Collect each line of the entries that holds the string "orange".

>> Begin Data provided

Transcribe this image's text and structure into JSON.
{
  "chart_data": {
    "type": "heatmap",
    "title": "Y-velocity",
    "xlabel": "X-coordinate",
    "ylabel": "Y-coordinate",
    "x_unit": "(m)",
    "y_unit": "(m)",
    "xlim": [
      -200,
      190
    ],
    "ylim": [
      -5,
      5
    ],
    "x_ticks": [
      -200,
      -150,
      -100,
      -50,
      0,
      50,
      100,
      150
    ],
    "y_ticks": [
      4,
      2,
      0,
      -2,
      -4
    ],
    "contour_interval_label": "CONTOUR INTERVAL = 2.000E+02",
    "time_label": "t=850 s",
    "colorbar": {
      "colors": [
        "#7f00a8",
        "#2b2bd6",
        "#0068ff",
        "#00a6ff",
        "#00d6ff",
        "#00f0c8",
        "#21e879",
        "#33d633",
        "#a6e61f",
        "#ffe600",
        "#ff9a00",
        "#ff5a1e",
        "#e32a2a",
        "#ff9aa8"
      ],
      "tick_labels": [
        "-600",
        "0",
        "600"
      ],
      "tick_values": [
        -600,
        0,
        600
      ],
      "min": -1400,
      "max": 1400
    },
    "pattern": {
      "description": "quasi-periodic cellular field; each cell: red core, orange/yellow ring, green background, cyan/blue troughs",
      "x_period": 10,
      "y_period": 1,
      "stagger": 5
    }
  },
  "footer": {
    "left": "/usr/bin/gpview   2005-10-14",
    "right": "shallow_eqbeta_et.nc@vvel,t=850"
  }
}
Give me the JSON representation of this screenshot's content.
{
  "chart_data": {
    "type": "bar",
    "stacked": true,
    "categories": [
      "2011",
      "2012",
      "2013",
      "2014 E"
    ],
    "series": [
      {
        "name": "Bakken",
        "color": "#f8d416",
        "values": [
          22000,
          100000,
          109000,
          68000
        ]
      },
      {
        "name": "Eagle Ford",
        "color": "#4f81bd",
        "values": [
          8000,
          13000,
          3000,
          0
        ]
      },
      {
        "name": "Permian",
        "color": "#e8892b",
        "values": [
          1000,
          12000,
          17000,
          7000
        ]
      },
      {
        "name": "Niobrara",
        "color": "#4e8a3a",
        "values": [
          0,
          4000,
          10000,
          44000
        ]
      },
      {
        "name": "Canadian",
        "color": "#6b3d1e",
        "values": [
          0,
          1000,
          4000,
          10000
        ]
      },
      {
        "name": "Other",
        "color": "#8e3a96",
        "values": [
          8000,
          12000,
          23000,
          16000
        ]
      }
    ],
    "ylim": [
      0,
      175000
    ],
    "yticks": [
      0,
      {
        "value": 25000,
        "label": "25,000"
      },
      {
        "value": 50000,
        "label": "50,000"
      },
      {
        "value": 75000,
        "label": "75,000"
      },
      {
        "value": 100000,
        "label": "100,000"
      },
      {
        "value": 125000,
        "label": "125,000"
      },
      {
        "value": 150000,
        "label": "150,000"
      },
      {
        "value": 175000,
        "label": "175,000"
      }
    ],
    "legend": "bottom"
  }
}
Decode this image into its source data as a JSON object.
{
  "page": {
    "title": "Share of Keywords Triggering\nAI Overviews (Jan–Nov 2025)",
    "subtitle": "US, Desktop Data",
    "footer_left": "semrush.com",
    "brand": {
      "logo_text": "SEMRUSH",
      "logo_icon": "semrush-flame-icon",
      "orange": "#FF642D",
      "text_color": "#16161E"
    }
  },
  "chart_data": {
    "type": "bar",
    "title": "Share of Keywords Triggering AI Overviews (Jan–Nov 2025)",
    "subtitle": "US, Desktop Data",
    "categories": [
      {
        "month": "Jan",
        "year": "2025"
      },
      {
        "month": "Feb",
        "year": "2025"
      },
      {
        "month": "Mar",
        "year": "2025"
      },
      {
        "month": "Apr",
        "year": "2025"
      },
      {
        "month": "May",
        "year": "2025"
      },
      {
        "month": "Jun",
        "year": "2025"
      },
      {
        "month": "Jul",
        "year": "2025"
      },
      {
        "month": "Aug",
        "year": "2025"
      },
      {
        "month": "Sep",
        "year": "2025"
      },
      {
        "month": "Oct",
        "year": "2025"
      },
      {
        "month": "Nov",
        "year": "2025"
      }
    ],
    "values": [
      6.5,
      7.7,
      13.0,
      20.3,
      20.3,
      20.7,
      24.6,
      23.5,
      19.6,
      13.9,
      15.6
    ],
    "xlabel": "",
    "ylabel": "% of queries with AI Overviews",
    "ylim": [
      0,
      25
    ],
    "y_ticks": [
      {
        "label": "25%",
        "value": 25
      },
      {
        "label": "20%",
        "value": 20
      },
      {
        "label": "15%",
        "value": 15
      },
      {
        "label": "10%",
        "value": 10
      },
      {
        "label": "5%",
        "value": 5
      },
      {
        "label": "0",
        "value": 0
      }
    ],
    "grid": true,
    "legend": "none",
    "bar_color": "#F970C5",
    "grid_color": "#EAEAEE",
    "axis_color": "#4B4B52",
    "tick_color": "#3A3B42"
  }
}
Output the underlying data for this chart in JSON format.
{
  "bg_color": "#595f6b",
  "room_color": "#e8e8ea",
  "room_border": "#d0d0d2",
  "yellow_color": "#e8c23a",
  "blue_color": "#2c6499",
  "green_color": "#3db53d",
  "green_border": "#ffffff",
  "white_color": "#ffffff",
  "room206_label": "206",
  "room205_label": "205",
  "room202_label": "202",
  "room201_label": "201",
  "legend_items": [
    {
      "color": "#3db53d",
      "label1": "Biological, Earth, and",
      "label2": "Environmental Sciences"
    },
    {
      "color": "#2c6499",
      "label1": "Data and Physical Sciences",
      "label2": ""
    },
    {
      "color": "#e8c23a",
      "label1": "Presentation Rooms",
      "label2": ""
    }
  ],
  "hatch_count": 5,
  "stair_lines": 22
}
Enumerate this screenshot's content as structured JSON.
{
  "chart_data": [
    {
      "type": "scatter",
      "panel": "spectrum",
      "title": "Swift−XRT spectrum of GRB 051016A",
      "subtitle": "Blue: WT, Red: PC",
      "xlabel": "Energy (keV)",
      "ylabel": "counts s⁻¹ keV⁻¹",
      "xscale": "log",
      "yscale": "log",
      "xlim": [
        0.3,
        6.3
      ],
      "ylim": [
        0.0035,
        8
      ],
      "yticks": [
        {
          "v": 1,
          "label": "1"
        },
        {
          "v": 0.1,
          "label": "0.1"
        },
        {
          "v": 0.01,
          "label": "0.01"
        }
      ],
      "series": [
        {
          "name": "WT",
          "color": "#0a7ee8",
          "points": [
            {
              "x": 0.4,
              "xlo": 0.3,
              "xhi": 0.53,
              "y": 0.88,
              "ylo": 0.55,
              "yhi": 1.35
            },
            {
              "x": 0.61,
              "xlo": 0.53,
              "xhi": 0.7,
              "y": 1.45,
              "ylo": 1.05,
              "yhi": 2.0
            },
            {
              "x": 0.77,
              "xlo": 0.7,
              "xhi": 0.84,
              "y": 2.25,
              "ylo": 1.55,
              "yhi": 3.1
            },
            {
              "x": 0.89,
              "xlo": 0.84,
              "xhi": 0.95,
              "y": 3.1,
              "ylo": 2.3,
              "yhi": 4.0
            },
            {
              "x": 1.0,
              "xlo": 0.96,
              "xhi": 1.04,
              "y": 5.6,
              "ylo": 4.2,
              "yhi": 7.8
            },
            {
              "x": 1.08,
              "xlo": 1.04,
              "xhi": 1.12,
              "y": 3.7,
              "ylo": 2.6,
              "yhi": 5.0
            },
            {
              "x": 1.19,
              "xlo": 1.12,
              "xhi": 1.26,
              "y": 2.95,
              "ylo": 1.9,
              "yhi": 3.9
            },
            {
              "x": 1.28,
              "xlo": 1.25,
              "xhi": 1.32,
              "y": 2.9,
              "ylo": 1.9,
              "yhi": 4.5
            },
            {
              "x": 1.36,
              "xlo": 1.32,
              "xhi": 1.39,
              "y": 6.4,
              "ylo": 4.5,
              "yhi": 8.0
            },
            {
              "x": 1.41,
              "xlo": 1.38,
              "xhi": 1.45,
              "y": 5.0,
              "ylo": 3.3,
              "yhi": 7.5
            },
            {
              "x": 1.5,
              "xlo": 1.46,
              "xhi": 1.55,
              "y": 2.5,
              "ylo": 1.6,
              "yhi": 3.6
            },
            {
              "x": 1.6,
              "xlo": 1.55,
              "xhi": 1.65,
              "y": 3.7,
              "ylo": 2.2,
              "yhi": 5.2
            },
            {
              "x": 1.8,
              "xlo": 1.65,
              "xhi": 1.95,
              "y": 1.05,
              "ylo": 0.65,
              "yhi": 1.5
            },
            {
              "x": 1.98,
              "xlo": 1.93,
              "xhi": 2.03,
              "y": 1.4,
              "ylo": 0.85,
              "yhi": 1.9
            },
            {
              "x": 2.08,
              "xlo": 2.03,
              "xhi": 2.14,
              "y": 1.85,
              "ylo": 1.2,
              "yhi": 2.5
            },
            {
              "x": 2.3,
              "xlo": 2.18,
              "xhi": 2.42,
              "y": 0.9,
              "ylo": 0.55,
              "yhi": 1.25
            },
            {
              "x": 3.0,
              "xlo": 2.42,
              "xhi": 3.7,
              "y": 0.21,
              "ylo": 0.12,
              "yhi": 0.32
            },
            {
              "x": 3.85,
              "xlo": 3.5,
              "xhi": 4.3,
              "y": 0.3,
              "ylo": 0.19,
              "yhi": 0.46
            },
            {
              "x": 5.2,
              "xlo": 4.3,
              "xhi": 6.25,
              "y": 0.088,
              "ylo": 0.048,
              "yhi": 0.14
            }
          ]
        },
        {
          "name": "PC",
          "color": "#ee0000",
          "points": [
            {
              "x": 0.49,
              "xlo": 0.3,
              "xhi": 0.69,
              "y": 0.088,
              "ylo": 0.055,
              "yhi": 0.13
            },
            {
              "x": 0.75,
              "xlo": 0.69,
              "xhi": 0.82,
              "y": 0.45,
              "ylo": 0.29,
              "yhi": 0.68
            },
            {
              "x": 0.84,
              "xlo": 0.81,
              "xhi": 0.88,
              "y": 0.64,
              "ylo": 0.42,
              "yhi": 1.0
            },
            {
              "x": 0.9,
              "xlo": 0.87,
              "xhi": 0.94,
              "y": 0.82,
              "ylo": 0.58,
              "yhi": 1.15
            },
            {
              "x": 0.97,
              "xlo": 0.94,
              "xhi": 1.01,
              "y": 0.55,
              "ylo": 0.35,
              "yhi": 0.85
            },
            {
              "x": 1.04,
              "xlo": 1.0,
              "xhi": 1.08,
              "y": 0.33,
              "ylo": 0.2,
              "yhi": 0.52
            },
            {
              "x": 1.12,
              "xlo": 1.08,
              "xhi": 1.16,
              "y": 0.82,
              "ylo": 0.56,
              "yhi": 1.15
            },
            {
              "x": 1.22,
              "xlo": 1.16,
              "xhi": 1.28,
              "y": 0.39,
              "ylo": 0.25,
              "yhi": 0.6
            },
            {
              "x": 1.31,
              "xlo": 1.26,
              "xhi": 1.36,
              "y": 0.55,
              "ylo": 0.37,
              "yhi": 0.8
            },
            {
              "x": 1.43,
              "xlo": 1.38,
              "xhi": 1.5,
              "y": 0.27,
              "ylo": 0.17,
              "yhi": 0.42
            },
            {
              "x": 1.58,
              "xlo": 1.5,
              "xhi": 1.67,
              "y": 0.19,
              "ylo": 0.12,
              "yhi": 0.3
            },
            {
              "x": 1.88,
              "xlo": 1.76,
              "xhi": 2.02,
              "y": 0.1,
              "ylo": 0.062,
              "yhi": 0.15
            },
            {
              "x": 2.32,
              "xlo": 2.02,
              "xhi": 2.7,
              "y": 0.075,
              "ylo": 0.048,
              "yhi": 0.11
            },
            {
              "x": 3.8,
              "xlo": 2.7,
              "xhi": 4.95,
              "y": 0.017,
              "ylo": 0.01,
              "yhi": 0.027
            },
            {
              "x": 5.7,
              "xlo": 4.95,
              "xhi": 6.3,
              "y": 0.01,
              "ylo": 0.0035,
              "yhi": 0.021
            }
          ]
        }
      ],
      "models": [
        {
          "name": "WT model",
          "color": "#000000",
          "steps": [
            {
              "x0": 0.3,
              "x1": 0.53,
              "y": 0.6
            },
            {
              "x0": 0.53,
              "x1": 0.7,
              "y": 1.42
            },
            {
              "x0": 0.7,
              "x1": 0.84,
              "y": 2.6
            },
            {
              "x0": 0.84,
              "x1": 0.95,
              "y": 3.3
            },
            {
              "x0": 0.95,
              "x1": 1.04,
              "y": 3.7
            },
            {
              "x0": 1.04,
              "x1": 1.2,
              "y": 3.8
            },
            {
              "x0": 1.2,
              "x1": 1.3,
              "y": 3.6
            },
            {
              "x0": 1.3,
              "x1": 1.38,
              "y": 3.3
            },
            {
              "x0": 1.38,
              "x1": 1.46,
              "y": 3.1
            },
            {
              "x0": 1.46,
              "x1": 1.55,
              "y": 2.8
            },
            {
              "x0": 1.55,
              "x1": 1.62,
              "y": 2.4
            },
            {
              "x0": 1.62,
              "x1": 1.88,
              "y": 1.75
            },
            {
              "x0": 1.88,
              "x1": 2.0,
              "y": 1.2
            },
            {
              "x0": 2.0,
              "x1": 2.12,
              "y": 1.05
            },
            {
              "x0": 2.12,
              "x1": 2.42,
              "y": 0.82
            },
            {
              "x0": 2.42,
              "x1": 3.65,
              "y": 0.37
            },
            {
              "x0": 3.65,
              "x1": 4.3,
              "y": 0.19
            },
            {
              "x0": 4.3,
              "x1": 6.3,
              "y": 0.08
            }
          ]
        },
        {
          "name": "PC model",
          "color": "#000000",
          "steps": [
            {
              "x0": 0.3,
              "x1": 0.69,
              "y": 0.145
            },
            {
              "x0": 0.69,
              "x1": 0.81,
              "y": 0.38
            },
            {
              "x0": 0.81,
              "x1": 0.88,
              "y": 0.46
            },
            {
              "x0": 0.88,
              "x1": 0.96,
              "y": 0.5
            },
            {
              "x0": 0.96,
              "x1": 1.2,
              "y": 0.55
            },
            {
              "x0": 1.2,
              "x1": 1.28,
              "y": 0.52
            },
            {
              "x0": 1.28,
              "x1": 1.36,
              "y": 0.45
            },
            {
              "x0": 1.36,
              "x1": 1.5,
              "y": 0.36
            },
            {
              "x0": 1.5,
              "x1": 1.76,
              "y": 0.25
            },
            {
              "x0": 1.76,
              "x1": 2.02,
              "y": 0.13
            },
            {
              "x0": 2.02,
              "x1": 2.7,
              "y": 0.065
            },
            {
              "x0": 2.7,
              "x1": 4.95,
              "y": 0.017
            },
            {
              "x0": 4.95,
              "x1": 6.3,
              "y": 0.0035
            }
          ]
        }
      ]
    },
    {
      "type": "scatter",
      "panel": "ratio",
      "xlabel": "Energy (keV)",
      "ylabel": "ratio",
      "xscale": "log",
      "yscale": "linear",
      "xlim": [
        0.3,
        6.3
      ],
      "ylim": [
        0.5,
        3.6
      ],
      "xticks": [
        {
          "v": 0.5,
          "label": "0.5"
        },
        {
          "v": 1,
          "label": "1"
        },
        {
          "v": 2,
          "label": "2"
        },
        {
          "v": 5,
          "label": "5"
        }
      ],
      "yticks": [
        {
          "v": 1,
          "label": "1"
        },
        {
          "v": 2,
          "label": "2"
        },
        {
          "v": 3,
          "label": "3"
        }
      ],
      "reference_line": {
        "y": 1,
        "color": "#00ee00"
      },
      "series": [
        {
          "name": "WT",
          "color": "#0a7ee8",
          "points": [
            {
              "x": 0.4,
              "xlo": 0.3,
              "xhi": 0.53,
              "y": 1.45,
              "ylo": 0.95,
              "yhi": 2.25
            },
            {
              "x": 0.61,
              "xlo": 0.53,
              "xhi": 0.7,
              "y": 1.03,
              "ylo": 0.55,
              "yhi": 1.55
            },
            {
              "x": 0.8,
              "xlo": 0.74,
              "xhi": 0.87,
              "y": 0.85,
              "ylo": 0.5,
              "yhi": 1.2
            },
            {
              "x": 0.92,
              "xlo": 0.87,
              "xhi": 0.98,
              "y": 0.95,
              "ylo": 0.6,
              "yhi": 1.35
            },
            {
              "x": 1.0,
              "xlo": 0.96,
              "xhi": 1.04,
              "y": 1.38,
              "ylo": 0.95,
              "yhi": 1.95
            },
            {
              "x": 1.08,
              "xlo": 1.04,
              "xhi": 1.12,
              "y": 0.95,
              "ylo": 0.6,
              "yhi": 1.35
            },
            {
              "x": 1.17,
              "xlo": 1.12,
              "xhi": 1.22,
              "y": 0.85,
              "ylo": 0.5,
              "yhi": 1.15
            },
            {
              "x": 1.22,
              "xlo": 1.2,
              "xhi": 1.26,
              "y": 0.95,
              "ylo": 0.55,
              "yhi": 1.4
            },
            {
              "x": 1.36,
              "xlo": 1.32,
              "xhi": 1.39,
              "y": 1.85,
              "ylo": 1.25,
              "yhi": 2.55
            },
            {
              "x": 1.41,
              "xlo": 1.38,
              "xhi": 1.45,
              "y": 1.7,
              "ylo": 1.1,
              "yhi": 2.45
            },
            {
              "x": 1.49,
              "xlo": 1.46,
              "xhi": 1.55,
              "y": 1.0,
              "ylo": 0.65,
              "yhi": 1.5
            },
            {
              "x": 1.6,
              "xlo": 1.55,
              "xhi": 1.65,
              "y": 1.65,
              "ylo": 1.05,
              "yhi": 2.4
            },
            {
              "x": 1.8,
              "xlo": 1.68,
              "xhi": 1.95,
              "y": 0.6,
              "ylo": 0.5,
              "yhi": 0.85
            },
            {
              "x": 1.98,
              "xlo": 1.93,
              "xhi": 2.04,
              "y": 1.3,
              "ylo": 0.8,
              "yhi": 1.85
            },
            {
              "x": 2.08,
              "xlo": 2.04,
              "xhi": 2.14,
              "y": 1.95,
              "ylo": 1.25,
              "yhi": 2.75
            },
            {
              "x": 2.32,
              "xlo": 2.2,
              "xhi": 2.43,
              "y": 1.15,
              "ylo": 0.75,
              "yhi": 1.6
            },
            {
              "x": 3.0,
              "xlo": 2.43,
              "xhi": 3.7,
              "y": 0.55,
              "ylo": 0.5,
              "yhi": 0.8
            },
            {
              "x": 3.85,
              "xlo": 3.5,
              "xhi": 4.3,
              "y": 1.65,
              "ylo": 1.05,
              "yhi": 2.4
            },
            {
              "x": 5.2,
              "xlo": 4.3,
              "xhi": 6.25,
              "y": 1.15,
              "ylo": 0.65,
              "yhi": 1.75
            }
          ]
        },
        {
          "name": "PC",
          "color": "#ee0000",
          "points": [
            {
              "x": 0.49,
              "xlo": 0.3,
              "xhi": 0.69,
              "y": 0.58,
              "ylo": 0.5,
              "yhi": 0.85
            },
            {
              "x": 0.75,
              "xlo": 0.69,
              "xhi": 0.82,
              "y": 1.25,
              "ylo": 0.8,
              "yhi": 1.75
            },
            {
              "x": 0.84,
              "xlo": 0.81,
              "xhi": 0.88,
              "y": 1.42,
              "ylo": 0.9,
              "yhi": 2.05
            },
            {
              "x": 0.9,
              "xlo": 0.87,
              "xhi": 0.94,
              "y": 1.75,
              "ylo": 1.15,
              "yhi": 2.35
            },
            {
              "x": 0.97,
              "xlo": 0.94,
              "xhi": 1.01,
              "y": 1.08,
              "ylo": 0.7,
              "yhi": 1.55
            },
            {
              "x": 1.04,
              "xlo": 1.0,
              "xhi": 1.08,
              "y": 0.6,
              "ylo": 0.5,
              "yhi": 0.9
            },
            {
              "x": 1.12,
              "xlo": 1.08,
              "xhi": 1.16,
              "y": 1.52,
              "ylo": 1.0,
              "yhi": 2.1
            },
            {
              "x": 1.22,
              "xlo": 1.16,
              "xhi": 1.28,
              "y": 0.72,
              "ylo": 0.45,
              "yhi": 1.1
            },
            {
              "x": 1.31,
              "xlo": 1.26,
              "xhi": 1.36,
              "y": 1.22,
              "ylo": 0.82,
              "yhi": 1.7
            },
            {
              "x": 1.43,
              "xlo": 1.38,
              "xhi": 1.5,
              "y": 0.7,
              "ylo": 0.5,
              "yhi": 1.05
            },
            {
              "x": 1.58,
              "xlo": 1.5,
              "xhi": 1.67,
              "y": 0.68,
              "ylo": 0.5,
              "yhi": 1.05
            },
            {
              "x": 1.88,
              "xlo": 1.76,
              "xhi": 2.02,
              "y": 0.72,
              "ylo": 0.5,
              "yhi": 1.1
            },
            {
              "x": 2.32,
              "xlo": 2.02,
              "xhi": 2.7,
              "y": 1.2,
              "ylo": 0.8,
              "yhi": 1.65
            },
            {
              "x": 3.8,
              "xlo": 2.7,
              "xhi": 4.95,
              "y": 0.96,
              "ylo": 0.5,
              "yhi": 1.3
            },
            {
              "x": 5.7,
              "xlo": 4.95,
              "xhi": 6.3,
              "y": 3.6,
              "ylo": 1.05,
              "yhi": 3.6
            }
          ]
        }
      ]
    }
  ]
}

>> End Data provided

## Written reply
      "description": "quasi-periodic cellular field; each cell: red core, orange/yellow ring, green background, cyan/blue troughs",
      "orange": "#FF642D",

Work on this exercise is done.